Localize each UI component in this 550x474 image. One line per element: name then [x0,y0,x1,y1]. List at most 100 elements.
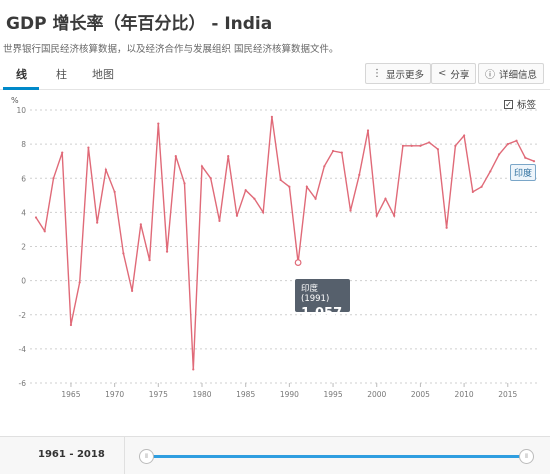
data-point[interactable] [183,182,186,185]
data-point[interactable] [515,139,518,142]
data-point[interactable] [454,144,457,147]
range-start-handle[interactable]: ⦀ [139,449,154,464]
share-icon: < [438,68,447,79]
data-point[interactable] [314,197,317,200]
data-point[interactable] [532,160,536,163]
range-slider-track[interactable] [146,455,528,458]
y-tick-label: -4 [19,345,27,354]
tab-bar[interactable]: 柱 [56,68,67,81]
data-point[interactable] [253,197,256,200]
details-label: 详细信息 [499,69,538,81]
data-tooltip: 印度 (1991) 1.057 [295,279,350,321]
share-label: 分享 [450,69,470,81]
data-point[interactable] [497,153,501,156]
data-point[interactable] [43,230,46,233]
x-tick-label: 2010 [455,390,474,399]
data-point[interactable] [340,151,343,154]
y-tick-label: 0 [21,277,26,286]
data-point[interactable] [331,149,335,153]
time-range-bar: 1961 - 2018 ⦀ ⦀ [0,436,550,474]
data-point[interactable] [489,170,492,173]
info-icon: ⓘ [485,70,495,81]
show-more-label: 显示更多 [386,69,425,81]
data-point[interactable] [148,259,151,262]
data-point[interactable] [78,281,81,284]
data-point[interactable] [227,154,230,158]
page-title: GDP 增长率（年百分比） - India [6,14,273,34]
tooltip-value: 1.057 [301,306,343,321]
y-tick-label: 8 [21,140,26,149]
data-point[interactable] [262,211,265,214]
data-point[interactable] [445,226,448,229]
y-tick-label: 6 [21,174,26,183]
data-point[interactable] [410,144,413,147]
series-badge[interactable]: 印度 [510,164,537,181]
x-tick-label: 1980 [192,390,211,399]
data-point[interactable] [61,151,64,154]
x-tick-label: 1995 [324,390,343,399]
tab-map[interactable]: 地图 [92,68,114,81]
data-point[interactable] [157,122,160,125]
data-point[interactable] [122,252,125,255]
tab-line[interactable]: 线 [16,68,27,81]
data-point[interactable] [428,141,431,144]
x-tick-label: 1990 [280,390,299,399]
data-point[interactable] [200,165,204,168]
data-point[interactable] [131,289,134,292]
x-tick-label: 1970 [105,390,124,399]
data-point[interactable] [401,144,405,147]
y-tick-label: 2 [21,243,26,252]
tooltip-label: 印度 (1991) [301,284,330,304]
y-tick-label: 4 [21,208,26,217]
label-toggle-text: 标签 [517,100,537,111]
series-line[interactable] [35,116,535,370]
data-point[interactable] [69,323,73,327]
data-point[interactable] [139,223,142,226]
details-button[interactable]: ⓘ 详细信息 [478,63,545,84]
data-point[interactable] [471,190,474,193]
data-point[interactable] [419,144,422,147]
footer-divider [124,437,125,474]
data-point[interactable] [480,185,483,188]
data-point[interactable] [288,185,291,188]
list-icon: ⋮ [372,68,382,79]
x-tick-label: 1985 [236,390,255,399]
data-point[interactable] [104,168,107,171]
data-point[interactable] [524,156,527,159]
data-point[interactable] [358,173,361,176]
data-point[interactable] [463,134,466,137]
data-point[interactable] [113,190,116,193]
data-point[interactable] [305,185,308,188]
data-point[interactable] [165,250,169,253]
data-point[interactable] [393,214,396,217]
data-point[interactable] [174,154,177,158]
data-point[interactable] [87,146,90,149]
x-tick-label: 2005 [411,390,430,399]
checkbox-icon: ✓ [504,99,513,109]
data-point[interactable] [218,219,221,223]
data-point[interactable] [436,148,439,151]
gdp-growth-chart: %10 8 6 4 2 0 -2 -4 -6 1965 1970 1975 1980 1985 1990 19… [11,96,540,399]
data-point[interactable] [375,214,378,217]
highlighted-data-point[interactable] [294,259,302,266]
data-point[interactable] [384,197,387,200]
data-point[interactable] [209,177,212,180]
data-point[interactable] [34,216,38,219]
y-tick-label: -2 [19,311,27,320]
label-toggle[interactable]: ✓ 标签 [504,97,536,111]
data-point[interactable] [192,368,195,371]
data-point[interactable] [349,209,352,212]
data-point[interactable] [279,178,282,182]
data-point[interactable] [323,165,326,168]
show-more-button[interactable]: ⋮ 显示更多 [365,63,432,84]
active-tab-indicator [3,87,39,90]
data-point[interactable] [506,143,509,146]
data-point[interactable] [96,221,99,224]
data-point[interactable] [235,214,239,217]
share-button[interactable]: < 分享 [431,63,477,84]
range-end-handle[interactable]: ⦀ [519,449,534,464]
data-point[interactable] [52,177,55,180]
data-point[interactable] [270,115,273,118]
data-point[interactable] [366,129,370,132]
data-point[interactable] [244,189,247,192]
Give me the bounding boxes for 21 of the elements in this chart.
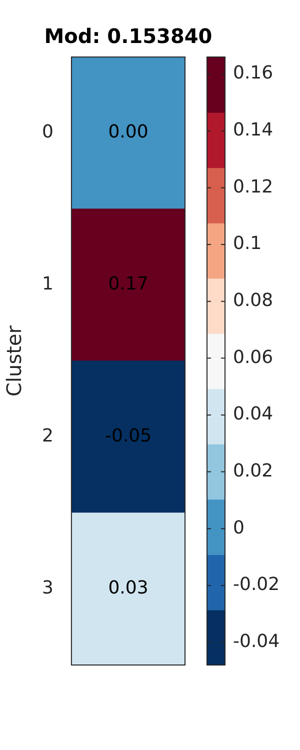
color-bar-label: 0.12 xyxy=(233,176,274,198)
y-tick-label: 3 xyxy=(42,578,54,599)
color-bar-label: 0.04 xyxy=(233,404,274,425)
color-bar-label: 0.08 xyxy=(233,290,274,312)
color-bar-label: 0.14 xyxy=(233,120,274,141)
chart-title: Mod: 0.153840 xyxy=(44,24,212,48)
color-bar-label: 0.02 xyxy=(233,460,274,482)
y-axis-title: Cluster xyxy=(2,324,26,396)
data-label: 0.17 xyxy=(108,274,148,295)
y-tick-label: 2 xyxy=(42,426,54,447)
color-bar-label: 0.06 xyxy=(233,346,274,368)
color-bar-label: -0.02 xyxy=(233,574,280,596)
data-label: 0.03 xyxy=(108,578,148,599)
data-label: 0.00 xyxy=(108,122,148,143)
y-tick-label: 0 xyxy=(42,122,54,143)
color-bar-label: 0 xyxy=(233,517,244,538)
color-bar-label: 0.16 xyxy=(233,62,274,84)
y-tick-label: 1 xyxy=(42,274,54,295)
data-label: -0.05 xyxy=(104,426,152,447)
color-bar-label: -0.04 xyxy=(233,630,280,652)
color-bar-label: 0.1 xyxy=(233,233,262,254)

**WHAT YOU SHOULD DO**: Retype the listing above line for line, leaving out the pictures.

**ANSWER**:
Localize each UI component in this 550x474 image. One line per element: name then [x0,y0,x1,y1]. List at most 100 elements.
data-point[interactable] [183,182,186,185]
data-point[interactable] [515,139,518,142]
data-point[interactable] [454,144,457,147]
range-start-handle[interactable]: ⦀ [139,449,154,464]
share-icon: < [438,68,447,79]
data-point[interactable] [314,197,317,200]
data-point[interactable] [532,160,536,163]
range-slider-track[interactable] [146,455,528,458]
y-tick-label: -4 [19,345,27,354]
tab-bar[interactable]: 柱 [56,68,67,81]
data-point[interactable] [253,197,256,200]
details-label: 详细信息 [499,69,538,81]
data-tooltip: 印度 (1991) 1.057 [295,279,350,321]
share-label: 分享 [450,69,470,81]
data-point[interactable] [497,153,501,156]
data-point[interactable] [43,230,46,233]
x-tick-label: 2010 [455,390,474,399]
data-point[interactable] [340,151,343,154]
y-tick-label: 0 [21,277,26,286]
data-point[interactable] [331,149,335,153]
time-range-bar: 1961 - 2018 ⦀ ⦀ [0,436,550,474]
data-point[interactable] [489,170,492,173]
info-icon: ⓘ [485,70,495,81]
show-more-label: 显示更多 [386,69,425,81]
data-point[interactable] [148,259,151,262]
data-point[interactable] [78,281,81,284]
data-point[interactable] [227,154,230,158]
page-title: GDP 增长率（年百分比） - India [6,14,273,34]
tooltip-value: 1.057 [301,306,343,321]
y-tick-label: 8 [21,140,26,149]
data-point[interactable] [262,211,265,214]
data-point[interactable] [445,226,448,229]
y-tick-label: 6 [21,174,26,183]
data-point[interactable] [410,144,413,147]
series-badge[interactable]: 印度 [510,164,537,181]
x-tick-label: 1980 [192,390,211,399]
data-point[interactable] [61,151,64,154]
x-tick-label: 1995 [324,390,343,399]
tab-map[interactable]: 地图 [92,68,114,81]
data-point[interactable] [157,122,160,125]
data-point[interactable] [122,252,125,255]
tab-line[interactable]: 线 [16,68,27,81]
data-point[interactable] [428,141,431,144]
x-tick-label: 1990 [280,390,299,399]
data-point[interactable] [200,165,204,168]
data-point[interactable] [131,289,134,292]
x-tick-label: 1970 [105,390,124,399]
data-point[interactable] [401,144,405,147]
y-tick-label: 2 [21,243,26,252]
tooltip-label: 印度 (1991) [301,284,330,304]
y-tick-label: 4 [21,208,26,217]
label-toggle-text: 标签 [517,100,537,111]
series-line[interactable] [35,116,535,370]
data-point[interactable] [69,323,73,327]
data-point[interactable] [139,223,142,226]
details-button[interactable]: ⓘ 详细信息 [478,63,545,84]
data-point[interactable] [471,190,474,193]
data-point[interactable] [419,144,422,147]
footer-divider [124,437,125,474]
data-point[interactable] [480,185,483,188]
data-point[interactable] [288,185,291,188]
list-icon: ⋮ [372,68,382,79]
x-tick-label: 1985 [236,390,255,399]
data-point[interactable] [104,168,107,171]
data-point[interactable] [524,156,527,159]
data-point[interactable] [358,173,361,176]
data-point[interactable] [463,134,466,137]
data-point[interactable] [113,190,116,193]
data-point[interactable] [305,185,308,188]
data-point[interactable] [165,250,169,253]
data-point[interactable] [393,214,396,217]
data-point[interactable] [174,154,177,158]
data-point[interactable] [87,146,90,149]
x-tick-label: 2005 [411,390,430,399]
checkbox-icon: ✓ [504,99,513,109]
data-point[interactable] [218,219,221,223]
data-point[interactable] [436,148,439,151]
gdp-growth-chart: %10 8 6 4 2 0 -2 -4 -6 1965 1970 1975 1980 1985 1990 19… [11,96,540,399]
data-point[interactable] [375,214,378,217]
highlighted-data-point[interactable] [294,259,302,266]
data-point[interactable] [384,197,387,200]
data-point[interactable] [209,177,212,180]
data-point[interactable] [34,216,38,219]
y-tick-label: -2 [19,311,27,320]
label-toggle[interactable]: ✓ 标签 [504,97,536,111]
data-point[interactable] [192,368,195,371]
data-point[interactable] [349,209,352,212]
data-point[interactable] [279,178,282,182]
data-point[interactable] [323,165,326,168]
show-more-button[interactable]: ⋮ 显示更多 [365,63,432,84]
active-tab-indicator [3,87,39,90]
data-point[interactable] [506,143,509,146]
data-point[interactable] [96,221,99,224]
data-point[interactable] [235,214,239,217]
share-button[interactable]: < 分享 [431,63,477,84]
range-end-handle[interactable]: ⦀ [519,449,534,464]
data-point[interactable] [52,177,55,180]
data-point[interactable] [270,115,273,118]
data-point[interactable] [366,129,370,132]
data-point[interactable] [244,189,247,192]
Give me the bounding boxes for 21 of the elements in this chart.
color-bar-label: 0.12 xyxy=(233,176,274,198)
y-tick-label: 3 xyxy=(42,578,54,599)
color-bar-label: 0.04 xyxy=(233,404,274,425)
color-bar-label: 0.08 xyxy=(233,290,274,312)
color-bar-label: 0.14 xyxy=(233,120,274,141)
chart-title: Mod: 0.153840 xyxy=(44,24,212,48)
color-bar-label: 0.02 xyxy=(233,460,274,482)
y-axis-title: Cluster xyxy=(2,324,26,396)
data-label: 0.17 xyxy=(108,274,148,295)
y-tick-label: 2 xyxy=(42,426,54,447)
color-bar-label: 0.06 xyxy=(233,346,274,368)
color-bar-label: -0.02 xyxy=(233,574,280,596)
data-label: 0.03 xyxy=(108,578,148,599)
data-label: 0.00 xyxy=(108,122,148,143)
y-tick-label: 0 xyxy=(42,122,54,143)
color-bar-label: 0 xyxy=(233,517,244,538)
color-bar-label: 0.16 xyxy=(233,62,274,84)
y-tick-label: 1 xyxy=(42,274,54,295)
data-label: -0.05 xyxy=(104,426,152,447)
color-bar-label: -0.04 xyxy=(233,630,280,652)
color-bar-label: 0.1 xyxy=(233,233,262,254)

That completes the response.